_DATA ENTRIES_

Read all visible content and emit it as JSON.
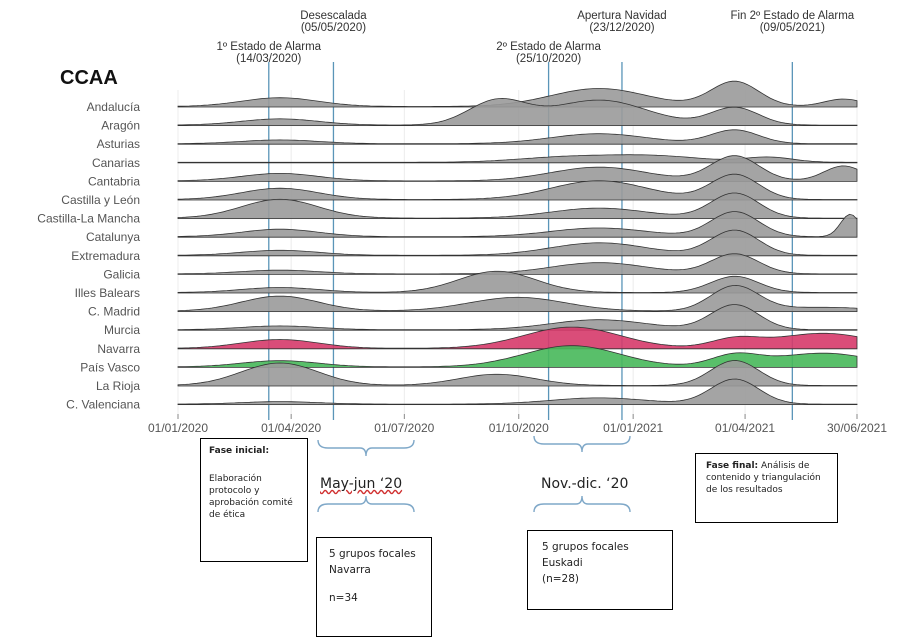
{
  "chart_data": {
    "type": "ridgeline",
    "title": "CCAA",
    "x_range": [
      "2020-01-01",
      "2021-06-30"
    ],
    "x_ticks": [
      "01/01/2020",
      "01/04/2020",
      "01/07/2020",
      "01/10/2020",
      "01/01/2021",
      "01/04/2021",
      "30/06/2021"
    ],
    "events": [
      {
        "label": "1º Estado de Alarma",
        "date_label": "(14/03/2020)",
        "date": "2020-03-14"
      },
      {
        "label": "Desescalada",
        "date_label": "(05/05/2020)",
        "date": "2020-05-05"
      },
      {
        "label": "2º Estado de Alarma",
        "date_label": "(25/10/2020)",
        "date": "2020-10-25"
      },
      {
        "label": "Apertura Navidad",
        "date_label": "(23/12/2020)",
        "date": "2020-12-23"
      },
      {
        "label": "Fin 2º Estado de Alarma",
        "date_label": "(09/05/2021)",
        "date": "2021-05-09"
      }
    ],
    "series": [
      {
        "name": "Andalucía",
        "highlight": "none",
        "peaks": [
          [
            0.15,
            0.35,
            0.08
          ],
          [
            0.62,
            0.72,
            0.1
          ],
          [
            0.82,
            1.0,
            0.05
          ],
          [
            0.98,
            0.3,
            0.04
          ]
        ]
      },
      {
        "name": "Aragón",
        "highlight": "none",
        "peaks": [
          [
            0.15,
            0.25,
            0.08
          ],
          [
            0.47,
            0.95,
            0.06
          ],
          [
            0.62,
            1.0,
            0.1
          ],
          [
            0.82,
            0.7,
            0.05
          ]
        ]
      },
      {
        "name": "Asturias",
        "highlight": "none",
        "peaks": [
          [
            0.15,
            0.15,
            0.08
          ],
          [
            0.62,
            0.4,
            0.1
          ],
          [
            0.82,
            0.55,
            0.05
          ]
        ]
      },
      {
        "name": "Canarias",
        "highlight": "none",
        "peaks": [
          [
            0.57,
            0.2,
            0.1
          ],
          [
            0.7,
            0.25,
            0.1
          ],
          [
            0.87,
            0.2,
            0.05
          ]
        ]
      },
      {
        "name": "Cantabria",
        "highlight": "none",
        "peaks": [
          [
            0.15,
            0.3,
            0.08
          ],
          [
            0.62,
            0.55,
            0.1
          ],
          [
            0.82,
            1.0,
            0.05
          ],
          [
            0.98,
            0.6,
            0.04
          ]
        ]
      },
      {
        "name": "Castilla y León",
        "highlight": "none",
        "peaks": [
          [
            0.15,
            0.45,
            0.08
          ],
          [
            0.62,
            0.75,
            0.1
          ],
          [
            0.82,
            1.0,
            0.05
          ]
        ]
      },
      {
        "name": "Castilla-La Mancha",
        "highlight": "none",
        "peaks": [
          [
            0.15,
            0.75,
            0.08
          ],
          [
            0.62,
            0.4,
            0.1
          ],
          [
            0.82,
            1.0,
            0.05
          ]
        ]
      },
      {
        "name": "Catalunya",
        "highlight": "none",
        "peaks": [
          [
            0.15,
            0.3,
            0.08
          ],
          [
            0.62,
            0.35,
            0.1
          ],
          [
            0.82,
            1.0,
            0.05
          ],
          [
            0.99,
            0.9,
            0.02
          ]
        ]
      },
      {
        "name": "Extremadura",
        "highlight": "none",
        "peaks": [
          [
            0.15,
            0.2,
            0.08
          ],
          [
            0.62,
            0.5,
            0.1
          ],
          [
            0.82,
            1.0,
            0.05
          ]
        ]
      },
      {
        "name": "Galicia",
        "highlight": "none",
        "peaks": [
          [
            0.15,
            0.15,
            0.08
          ],
          [
            0.62,
            0.45,
            0.1
          ],
          [
            0.82,
            0.8,
            0.05
          ]
        ]
      },
      {
        "name": "Illes Balears",
        "highlight": "none",
        "peaks": [
          [
            0.15,
            0.2,
            0.08
          ],
          [
            0.47,
            0.85,
            0.08
          ],
          [
            0.82,
            0.65,
            0.05
          ]
        ]
      },
      {
        "name": "C. Madrid",
        "highlight": "none",
        "peaks": [
          [
            0.15,
            0.6,
            0.08
          ],
          [
            0.5,
            0.55,
            0.1
          ],
          [
            0.82,
            1.0,
            0.05
          ],
          [
            0.95,
            0.15,
            0.1
          ]
        ]
      },
      {
        "name": "Murcia",
        "highlight": "none",
        "peaks": [
          [
            0.15,
            0.15,
            0.08
          ],
          [
            0.62,
            0.4,
            0.1
          ],
          [
            0.82,
            1.0,
            0.05
          ]
        ]
      },
      {
        "name": "Navarra",
        "highlight": "red",
        "peaks": [
          [
            0.15,
            0.35,
            0.08
          ],
          [
            0.58,
            0.85,
            0.1
          ],
          [
            0.82,
            0.35,
            0.05
          ],
          [
            0.95,
            0.6,
            0.1
          ]
        ]
      },
      {
        "name": "País Vasco",
        "highlight": "green",
        "peaks": [
          [
            0.15,
            0.25,
            0.08
          ],
          [
            0.58,
            0.85,
            0.1
          ],
          [
            0.82,
            0.45,
            0.05
          ],
          [
            0.95,
            0.55,
            0.1
          ]
        ]
      },
      {
        "name": "La Rioja",
        "highlight": "none",
        "peaks": [
          [
            0.15,
            0.9,
            0.08
          ],
          [
            0.47,
            0.45,
            0.08
          ],
          [
            0.82,
            1.0,
            0.05
          ]
        ]
      },
      {
        "name": "C. Valenciana",
        "highlight": "none",
        "peaks": [
          [
            0.15,
            0.1,
            0.08
          ],
          [
            0.62,
            0.25,
            0.1
          ],
          [
            0.82,
            1.0,
            0.05
          ]
        ]
      }
    ],
    "colors": {
      "grey_fill": "#9a9a9a",
      "red_fill": "#d63a6a",
      "green_fill": "#47b85a",
      "event_line": "#5a95b8",
      "outline": "#333333"
    }
  },
  "boxes": {
    "fase_inicial": {
      "title": "Fase inicial:",
      "body": "Elaboración protocolo y aprobación comité de ética"
    },
    "may_jun": {
      "label": "May-jun ‘20"
    },
    "nov_dic": {
      "label": "Nov.-dic. ‘20"
    },
    "navarra": {
      "line1": "5 grupos focales Navarra",
      "line2": "n=34"
    },
    "euskadi": {
      "line1": "5 grupos focales Euskadi",
      "line2": "(n=28)"
    },
    "fase_final": {
      "title": "Fase final:",
      "body": "Análisis de contenido y triangulación de los resultados"
    }
  }
}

_AIM OF THE TASK_
Reproduce the full material exactly, excluding the pictures.

_TASK RESULT_
Read all visible content and emit it as JSON.
{
  "chart_data": {
    "type": "ridgeline",
    "title": "CCAA",
    "x_range": [
      "2020-01-01",
      "2021-06-30"
    ],
    "x_ticks": [
      "01/01/2020",
      "01/04/2020",
      "01/07/2020",
      "01/10/2020",
      "01/01/2021",
      "01/04/2021",
      "30/06/2021"
    ],
    "events": [
      {
        "label": "1º Estado de Alarma",
        "date_label": "(14/03/2020)",
        "date": "2020-03-14"
      },
      {
        "label": "Desescalada",
        "date_label": "(05/05/2020)",
        "date": "2020-05-05"
      },
      {
        "label": "2º Estado de Alarma",
        "date_label": "(25/10/2020)",
        "date": "2020-10-25"
      },
      {
        "label": "Apertura Navidad",
        "date_label": "(23/12/2020)",
        "date": "2020-12-23"
      },
      {
        "label": "Fin 2º Estado de Alarma",
        "date_label": "(09/05/2021)",
        "date": "2021-05-09"
      }
    ],
    "series": [
      {
        "name": "Andalucía",
        "highlight": "none",
        "peaks": [
          [
            0.15,
            0.35,
            0.08
          ],
          [
            0.62,
            0.72,
            0.1
          ],
          [
            0.82,
            1.0,
            0.05
          ],
          [
            0.98,
            0.3,
            0.04
          ]
        ]
      },
      {
        "name": "Aragón",
        "highlight": "none",
        "peaks": [
          [
            0.15,
            0.25,
            0.08
          ],
          [
            0.47,
            0.95,
            0.06
          ],
          [
            0.62,
            1.0,
            0.1
          ],
          [
            0.82,
            0.7,
            0.05
          ]
        ]
      },
      {
        "name": "Asturias",
        "highlight": "none",
        "peaks": [
          [
            0.15,
            0.15,
            0.08
          ],
          [
            0.62,
            0.4,
            0.1
          ],
          [
            0.82,
            0.55,
            0.05
          ]
        ]
      },
      {
        "name": "Canarias",
        "highlight": "none",
        "peaks": [
          [
            0.57,
            0.2,
            0.1
          ],
          [
            0.7,
            0.25,
            0.1
          ],
          [
            0.87,
            0.2,
            0.05
          ]
        ]
      },
      {
        "name": "Cantabria",
        "highlight": "none",
        "peaks": [
          [
            0.15,
            0.3,
            0.08
          ],
          [
            0.62,
            0.55,
            0.1
          ],
          [
            0.82,
            1.0,
            0.05
          ],
          [
            0.98,
            0.6,
            0.04
          ]
        ]
      },
      {
        "name": "Castilla y León",
        "highlight": "none",
        "peaks": [
          [
            0.15,
            0.45,
            0.08
          ],
          [
            0.62,
            0.75,
            0.1
          ],
          [
            0.82,
            1.0,
            0.05
          ]
        ]
      },
      {
        "name": "Castilla-La Mancha",
        "highlight": "none",
        "peaks": [
          [
            0.15,
            0.75,
            0.08
          ],
          [
            0.62,
            0.4,
            0.1
          ],
          [
            0.82,
            1.0,
            0.05
          ]
        ]
      },
      {
        "name": "Catalunya",
        "highlight": "none",
        "peaks": [
          [
            0.15,
            0.3,
            0.08
          ],
          [
            0.62,
            0.35,
            0.1
          ],
          [
            0.82,
            1.0,
            0.05
          ],
          [
            0.99,
            0.9,
            0.02
          ]
        ]
      },
      {
        "name": "Extremadura",
        "highlight": "none",
        "peaks": [
          [
            0.15,
            0.2,
            0.08
          ],
          [
            0.62,
            0.5,
            0.1
          ],
          [
            0.82,
            1.0,
            0.05
          ]
        ]
      },
      {
        "name": "Galicia",
        "highlight": "none",
        "peaks": [
          [
            0.15,
            0.15,
            0.08
          ],
          [
            0.62,
            0.45,
            0.1
          ],
          [
            0.82,
            0.8,
            0.05
          ]
        ]
      },
      {
        "name": "Illes Balears",
        "highlight": "none",
        "peaks": [
          [
            0.15,
            0.2,
            0.08
          ],
          [
            0.47,
            0.85,
            0.08
          ],
          [
            0.82,
            0.65,
            0.05
          ]
        ]
      },
      {
        "name": "C. Madrid",
        "highlight": "none",
        "peaks": [
          [
            0.15,
            0.6,
            0.08
          ],
          [
            0.5,
            0.55,
            0.1
          ],
          [
            0.82,
            1.0,
            0.05
          ],
          [
            0.95,
            0.15,
            0.1
          ]
        ]
      },
      {
        "name": "Murcia",
        "highlight": "none",
        "peaks": [
          [
            0.15,
            0.15,
            0.08
          ],
          [
            0.62,
            0.4,
            0.1
          ],
          [
            0.82,
            1.0,
            0.05
          ]
        ]
      },
      {
        "name": "Navarra",
        "highlight": "red",
        "peaks": [
          [
            0.15,
            0.35,
            0.08
          ],
          [
            0.58,
            0.85,
            0.1
          ],
          [
            0.82,
            0.35,
            0.05
          ],
          [
            0.95,
            0.6,
            0.1
          ]
        ]
      },
      {
        "name": "País Vasco",
        "highlight": "green",
        "peaks": [
          [
            0.15,
            0.25,
            0.08
          ],
          [
            0.58,
            0.85,
            0.1
          ],
          [
            0.82,
            0.45,
            0.05
          ],
          [
            0.95,
            0.55,
            0.1
          ]
        ]
      },
      {
        "name": "La Rioja",
        "highlight": "none",
        "peaks": [
          [
            0.15,
            0.9,
            0.08
          ],
          [
            0.47,
            0.45,
            0.08
          ],
          [
            0.82,
            1.0,
            0.05
          ]
        ]
      },
      {
        "name": "C. Valenciana",
        "highlight": "none",
        "peaks": [
          [
            0.15,
            0.1,
            0.08
          ],
          [
            0.62,
            0.25,
            0.1
          ],
          [
            0.82,
            1.0,
            0.05
          ]
        ]
      }
    ],
    "colors": {
      "grey_fill": "#9a9a9a",
      "red_fill": "#d63a6a",
      "green_fill": "#47b85a",
      "event_line": "#5a95b8",
      "outline": "#333333"
    }
  },
  "boxes": {
    "fase_inicial": {
      "title": "Fase inicial:",
      "body": "Elaboración protocolo y aprobación comité de ética"
    },
    "may_jun": {
      "label": "May-jun ‘20"
    },
    "nov_dic": {
      "label": "Nov.-dic. ‘20"
    },
    "navarra": {
      "line1": "5 grupos focales Navarra",
      "line2": "n=34"
    },
    "euskadi": {
      "line1": "5 grupos focales Euskadi",
      "line2": "(n=28)"
    },
    "fase_final": {
      "title": "Fase final:",
      "body": "Análisis de contenido y triangulación de los resultados"
    }
  }
}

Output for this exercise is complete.